● **WRITTEN INSTRUCTION**: Quote, verbatim, all material below, without pictures.

● **RECORD LIST**:

-- BEGIN --

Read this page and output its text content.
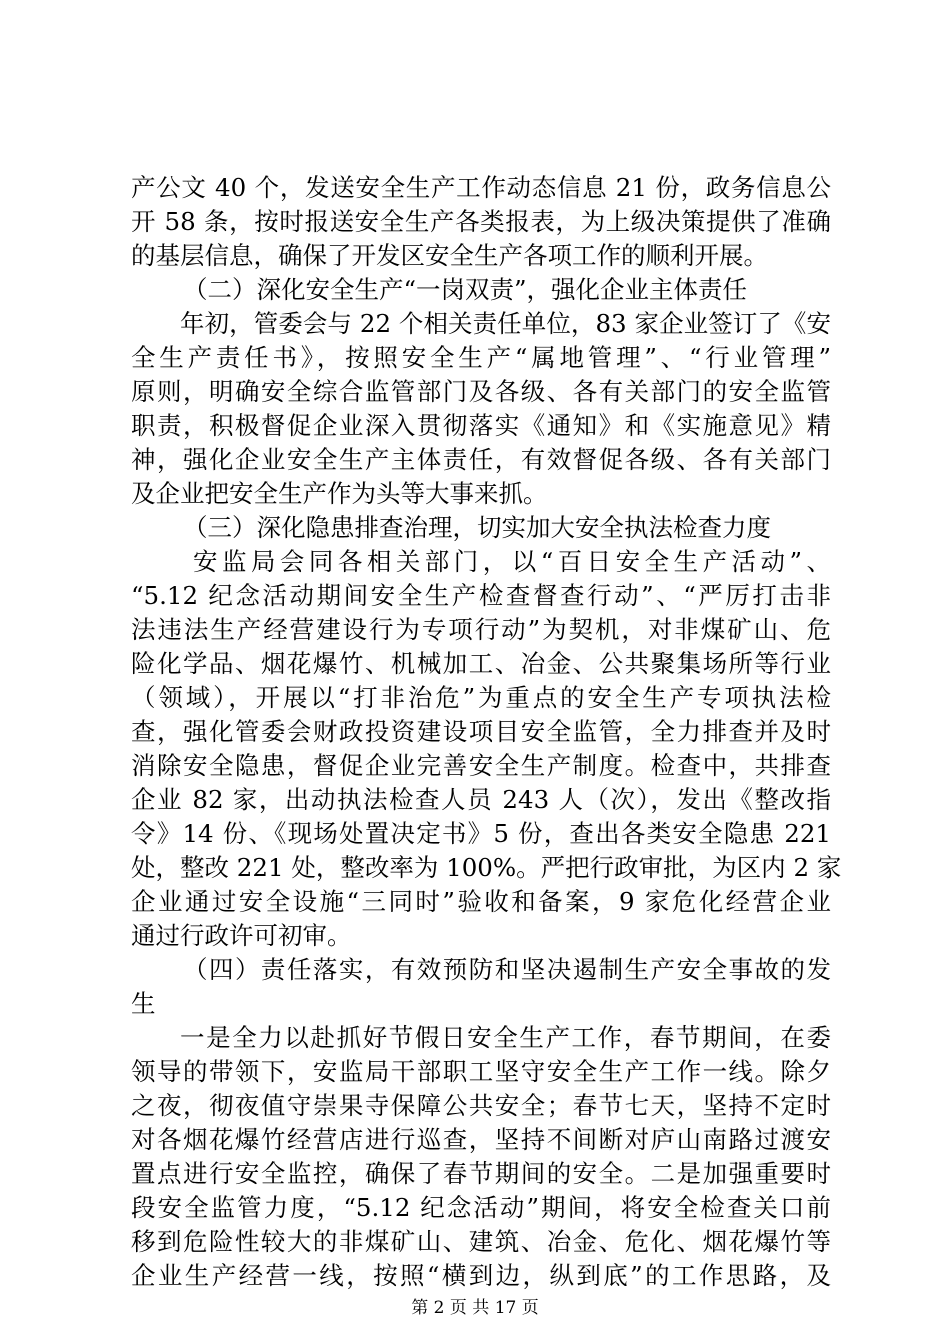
产公文 40 个，发送安全生产工作动态信息 21 份，政务信息公
开 58 条，按时报送安全生产各类报表，为上级决策提供了准确
的基层信息，确保了开发区安全生产各项工作的顺利开展。
（二）深化安全生产“一岗双责”，强化企业主体责任
年初，管委会与 22 个相关责任单位，83 家企业签订了《安
全生产责任书》，按照安全生产“属地管理”、“行业管理”
原则，明确安全综合监管部门及各级、各有关部门的安全监管
职责，积极督促企业深入贯彻落实《通知》和《实施意见》精
神，强化企业安全生产主体责任，有效督促各级、各有关部门
及企业把安全生产作为头等大事来抓。
（三）深化隐患排查治理，切实加大安全执法检查力度
安监局会同各相关部门，以“百日安全生产活动”、
“5.12 纪念活动期间安全生产检查督查行动”、“严厉打击非
法违法生产经营建设行为专项行动”为契机，对非煤矿山、危
险化学品、烟花爆竹、机械加工、冶金、公共聚集场所等行业
（领域），开展以“打非治危”为重点的安全生产专项执法检
查，强化管委会财政投资建设项目安全监管，全力排查并及时
消除安全隐患，督促企业完善安全生产制度。检查中，共排查
企业 82 家，出动执法检查人员 243 人（次），发出《整改指
令》14 份、《现场处置决定书》5 份，查出各类安全隐患 221
处，整改 221 处，整改率为 100%。严把行政审批，为区内 2 家
企业通过安全设施“三同时”验收和备案，9 家危化经营企业
通过行政许可初审。
（四）责任落实，有效预防和坚决遏制生产安全事故的发
生
一是全力以赴抓好节假日安全生产工作，春节期间，在委
领导的带领下，安监局干部职工坚守安全生产工作一线。除夕
之夜，彻夜值守崇果寺保障公共安全；春节七天，坚持不定时
对各烟花爆竹经营店进行巡查，坚持不间断对庐山南路过渡安
置点进行安全监控，确保了春节期间的安全。二是加强重要时
段安全监管力度，“5.12 纪念活动”期间，将安全检查关口前
移到危险性较大的非煤矿山、建筑、冶金、危化、烟花爆竹等
企业生产经营一线，按照“横到边，纵到底”的工作思路，及
第 2 页 共 17 页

-- END --

● **THE RESPONSE**:
Read this page and output its text content.
产公文 40 个，发送安全生产工作动态信息 21 份，政务信息公
开 58 条，按时报送安全生产各类报表，为上级决策提供了准确
的基层信息，确保了开发区安全生产各项工作的顺利开展。
（二）深化安全生产“一岗双责”，强化企业主体责任
年初，管委会与 22 个相关责任单位，83 家企业签订了《安
全生产责任书》，按照安全生产“属地管理”、“行业管理”
原则，明确安全综合监管部门及各级、各有关部门的安全监管
职责，积极督促企业深入贯彻落实《通知》和《实施意见》精
神，强化企业安全生产主体责任，有效督促各级、各有关部门
及企业把安全生产作为头等大事来抓。
（三）深化隐患排查治理，切实加大安全执法检查力度
安监局会同各相关部门，以“百日安全生产活动”、
“5.12 纪念活动期间安全生产检查督查行动”、“严厉打击非
法违法生产经营建设行为专项行动”为契机，对非煤矿山、危
险化学品、烟花爆竹、机械加工、冶金、公共聚集场所等行业
（领域），开展以“打非治危”为重点的安全生产专项执法检
查，强化管委会财政投资建设项目安全监管，全力排查并及时
消除安全隐患，督促企业完善安全生产制度。检查中，共排查
企业 82 家，出动执法检查人员 243 人（次），发出《整改指
令》14 份、《现场处置决定书》5 份，查出各类安全隐患 221
处，整改 221 处，整改率为 100%。严把行政审批，为区内 2 家
企业通过安全设施“三同时”验收和备案，9 家危化经营企业
通过行政许可初审。
（四）责任落实，有效预防和坚决遏制生产安全事故的发
生
一是全力以赴抓好节假日安全生产工作，春节期间，在委
领导的带领下，安监局干部职工坚守安全生产工作一线。除夕
之夜，彻夜值守崇果寺保障公共安全；春节七天，坚持不定时
对各烟花爆竹经营店进行巡查，坚持不间断对庐山南路过渡安
置点进行安全监控，确保了春节期间的安全。二是加强重要时
段安全监管力度，“5.12 纪念活动”期间，将安全检查关口前
移到危险性较大的非煤矿山、建筑、冶金、危化、烟花爆竹等
企业生产经营一线，按照“横到边，纵到底”的工作思路，及
第 2 页 共 17 页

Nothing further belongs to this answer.